Stated exercise -
Write out the records beneath this line exactly as they appear, minus any images.

Items -
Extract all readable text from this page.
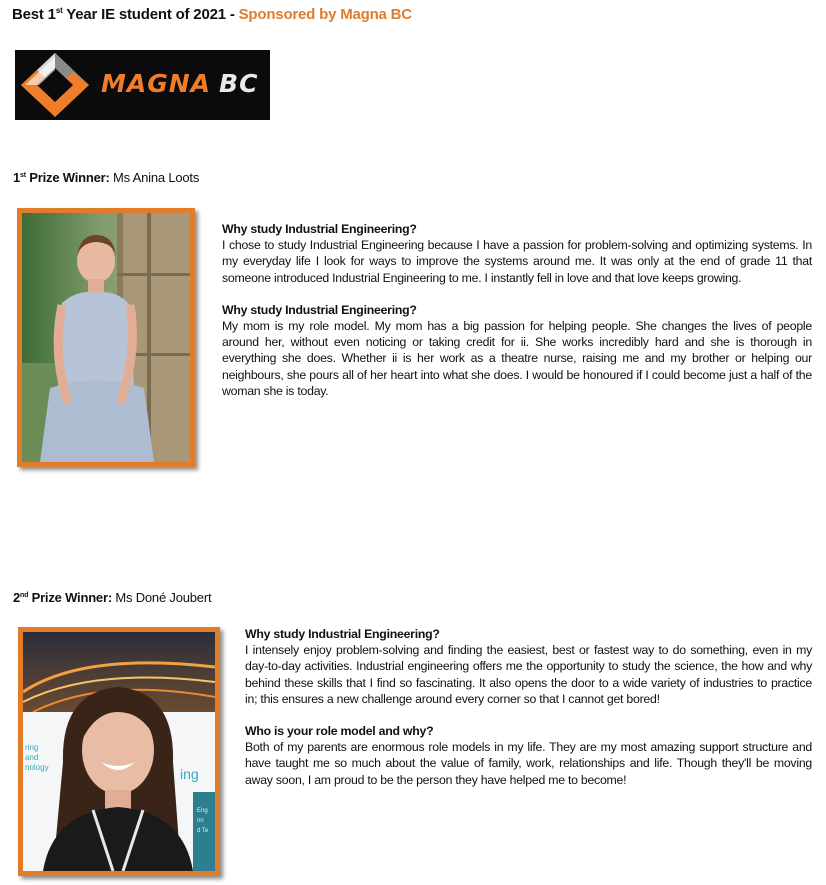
Best 1st Year IE student of 2021 - Sponsored by Magna BC
MAGNA BC
1st Prize Winner: Ms Anina Loots
Why study Industrial Engineering?

I chose to study Industrial Engineering because I have a passion for problem-solving and optimizing systems. In my everyday life I look for ways to improve the systems around me. It was only at the end of grade 11 that someone introduced Industrial Engineering to me. I instantly fell in love and that love keeps growing.

Why study Industrial Engineering?

My mom is my role model. My mom has a big passion for helping people. She changes the lives of people around her, without even noticing or taking credit for ii. She works incredibly hard and she is thorough in everything she does. Whether ii is her work as a theatre nurse, raising me and my brother or helping our neighbours, she pours all of her heart into what she does. I would be honoured if I could become just a half of the woman she is today.

2nd Prize Winner: Ms Doné Joubert
ring
and
nology	ing
Eng
nn
d Te
Why study Industrial Engineering?

I intensely enjoy problem-solving and finding the easiest, best or fastest way to do something, even in my day-to-day activities. Industrial engineering offers me the opportunity to study the science, the how and why behind these skills that I find so fascinating. It also opens the door to a wide variety of industries to practice in; this ensures a new challenge around every corner so that I cannot get bored!

Who is your role model and why?

Both of my parents are enormous role models in my life. They are my most amazing support structure and have taught me so much about the value of family, work, relationships and life. Though they'll be moving away soon, I am proud to be the person they have helped me to become!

Response to this exercise -
Extract all readable text from this page.
Best 1st Year IE student of 2021 - Sponsored by Magna BC
MAGNA BC
1st Prize Winner: Ms Anina Loots
Why study Industrial Engineering?

I chose to study Industrial Engineering because I have a passion for problem-solving and optimizing systems. In my everyday life I look for ways to improve the systems around me. It was only at the end of grade 11 that someone introduced Industrial Engineering to me. I instantly fell in love and that love keeps growing.

Why study Industrial Engineering?

My mom is my role model. My mom has a big passion for helping people. She changes the lives of people around her, without even noticing or taking credit for ii. She works incredibly hard and she is thorough in everything she does. Whether ii is her work as a theatre nurse, raising me and my brother or helping our neighbours, she pours all of her heart into what she does. I would be honoured if I could become just a half of the woman she is today.

2nd Prize Winner: Ms Doné Joubert
ring
and
nology	ing
Eng
nn
d Te
Why study Industrial Engineering?

I intensely enjoy problem-solving and finding the easiest, best or fastest way to do something, even in my day-to-day activities. Industrial engineering offers me the opportunity to study the science, the how and why behind these skills that I find so fascinating. It also opens the door to a wide variety of industries to practice in; this ensures a new challenge around every corner so that I cannot get bored!

Who is your role model and why?

Both of my parents are enormous role models in my life. They are my most amazing support structure and have taught me so much about the value of family, work, relationships and life. Though they'll be moving away soon, I am proud to be the person they have helped me to become!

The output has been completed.